§ **EXERCISE BRIEF**: Print the listing that follows, character for character.

§ **Figure contents as structured data**:
■ ■ ■ ■
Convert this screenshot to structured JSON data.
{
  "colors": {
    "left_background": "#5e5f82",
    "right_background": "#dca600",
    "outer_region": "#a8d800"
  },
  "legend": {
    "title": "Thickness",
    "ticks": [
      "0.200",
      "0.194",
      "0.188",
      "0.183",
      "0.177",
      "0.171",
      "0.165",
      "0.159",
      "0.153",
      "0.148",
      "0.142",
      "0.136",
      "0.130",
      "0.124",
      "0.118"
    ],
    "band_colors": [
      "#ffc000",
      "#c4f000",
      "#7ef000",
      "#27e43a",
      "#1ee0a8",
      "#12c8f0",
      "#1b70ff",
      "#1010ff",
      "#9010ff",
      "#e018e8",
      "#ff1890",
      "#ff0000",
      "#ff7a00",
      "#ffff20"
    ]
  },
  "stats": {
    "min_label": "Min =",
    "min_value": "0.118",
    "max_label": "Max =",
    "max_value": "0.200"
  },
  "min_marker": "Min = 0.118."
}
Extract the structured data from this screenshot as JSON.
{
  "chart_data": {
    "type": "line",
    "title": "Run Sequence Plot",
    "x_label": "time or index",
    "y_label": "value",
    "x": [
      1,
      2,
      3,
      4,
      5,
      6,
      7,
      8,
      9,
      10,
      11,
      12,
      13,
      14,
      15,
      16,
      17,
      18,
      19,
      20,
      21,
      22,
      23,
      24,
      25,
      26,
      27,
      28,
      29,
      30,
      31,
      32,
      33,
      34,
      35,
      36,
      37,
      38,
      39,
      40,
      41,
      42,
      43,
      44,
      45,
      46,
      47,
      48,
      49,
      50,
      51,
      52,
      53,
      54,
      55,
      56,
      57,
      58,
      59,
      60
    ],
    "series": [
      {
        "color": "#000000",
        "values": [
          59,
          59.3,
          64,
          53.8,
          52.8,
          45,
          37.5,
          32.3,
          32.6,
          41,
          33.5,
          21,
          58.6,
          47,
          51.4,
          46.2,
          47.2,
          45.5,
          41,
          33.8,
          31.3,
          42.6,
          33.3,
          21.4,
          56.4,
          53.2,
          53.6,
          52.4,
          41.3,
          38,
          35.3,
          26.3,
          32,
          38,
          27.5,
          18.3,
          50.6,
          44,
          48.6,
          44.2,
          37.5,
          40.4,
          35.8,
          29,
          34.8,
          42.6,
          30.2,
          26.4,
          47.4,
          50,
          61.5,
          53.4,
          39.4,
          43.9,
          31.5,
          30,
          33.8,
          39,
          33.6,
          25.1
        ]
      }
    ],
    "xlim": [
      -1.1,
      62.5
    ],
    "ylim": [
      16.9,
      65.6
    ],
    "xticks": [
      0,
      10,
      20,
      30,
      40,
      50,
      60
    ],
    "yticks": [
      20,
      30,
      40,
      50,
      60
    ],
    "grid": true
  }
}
■ ■ ■ ■
§ **REPLY**:
Convert this screenshot to structured JSON data.
{
  "colors": {
    "left_background": "#5e5f82",
    "right_background": "#dca600",
    "outer_region": "#a8d800"
  },
  "legend": {
    "title": "Thickness",
    "ticks": [
      "0.200",
      "0.194",
      "0.188",
      "0.183",
      "0.177",
      "0.171",
      "0.165",
      "0.159",
      "0.153",
      "0.148",
      "0.142",
      "0.136",
      "0.130",
      "0.124",
      "0.118"
    ],
    "band_colors": [
      "#ffc000",
      "#c4f000",
      "#7ef000",
      "#27e43a",
      "#1ee0a8",
      "#12c8f0",
      "#1b70ff",
      "#1010ff",
      "#9010ff",
      "#e018e8",
      "#ff1890",
      "#ff0000",
      "#ff7a00",
      "#ffff20"
    ]
  },
  "stats": {
    "min_label": "Min =",
    "min_value": "0.118",
    "max_label": "Max =",
    "max_value": "0.200"
  },
  "min_marker": "Min = 0.118."
}
Extract the structured data from this screenshot as JSON.
{
  "chart_data": {
    "type": "line",
    "title": "Run Sequence Plot",
    "x_label": "time or index",
    "y_label": "value",
    "x": [
      1,
      2,
      3,
      4,
      5,
      6,
      7,
      8,
      9,
      10,
      11,
      12,
      13,
      14,
      15,
      16,
      17,
      18,
      19,
      20,
      21,
      22,
      23,
      24,
      25,
      26,
      27,
      28,
      29,
      30,
      31,
      32,
      33,
      34,
      35,
      36,
      37,
      38,
      39,
      40,
      41,
      42,
      43,
      44,
      45,
      46,
      47,
      48,
      49,
      50,
      51,
      52,
      53,
      54,
      55,
      56,
      57,
      58,
      59,
      60
    ],
    "series": [
      {
        "color": "#000000",
        "values": [
          59,
          59.3,
          64,
          53.8,
          52.8,
          45,
          37.5,
          32.3,
          32.6,
          41,
          33.5,
          21,
          58.6,
          47,
          51.4,
          46.2,
          47.2,
          45.5,
          41,
          33.8,
          31.3,
          42.6,
          33.3,
          21.4,
          56.4,
          53.2,
          53.6,
          52.4,
          41.3,
          38,
          35.3,
          26.3,
          32,
          38,
          27.5,
          18.3,
          50.6,
          44,
          48.6,
          44.2,
          37.5,
          40.4,
          35.8,
          29,
          34.8,
          42.6,
          30.2,
          26.4,
          47.4,
          50,
          61.5,
          53.4,
          39.4,
          43.9,
          31.5,
          30,
          33.8,
          39,
          33.6,
          25.1
        ]
      }
    ],
    "xlim": [
      -1.1,
      62.5
    ],
    "ylim": [
      16.9,
      65.6
    ],
    "xticks": [
      0,
      10,
      20,
      30,
      40,
      50,
      60
    ],
    "yticks": [
      20,
      30,
      40,
      50,
      60
    ],
    "grid": true
  }
}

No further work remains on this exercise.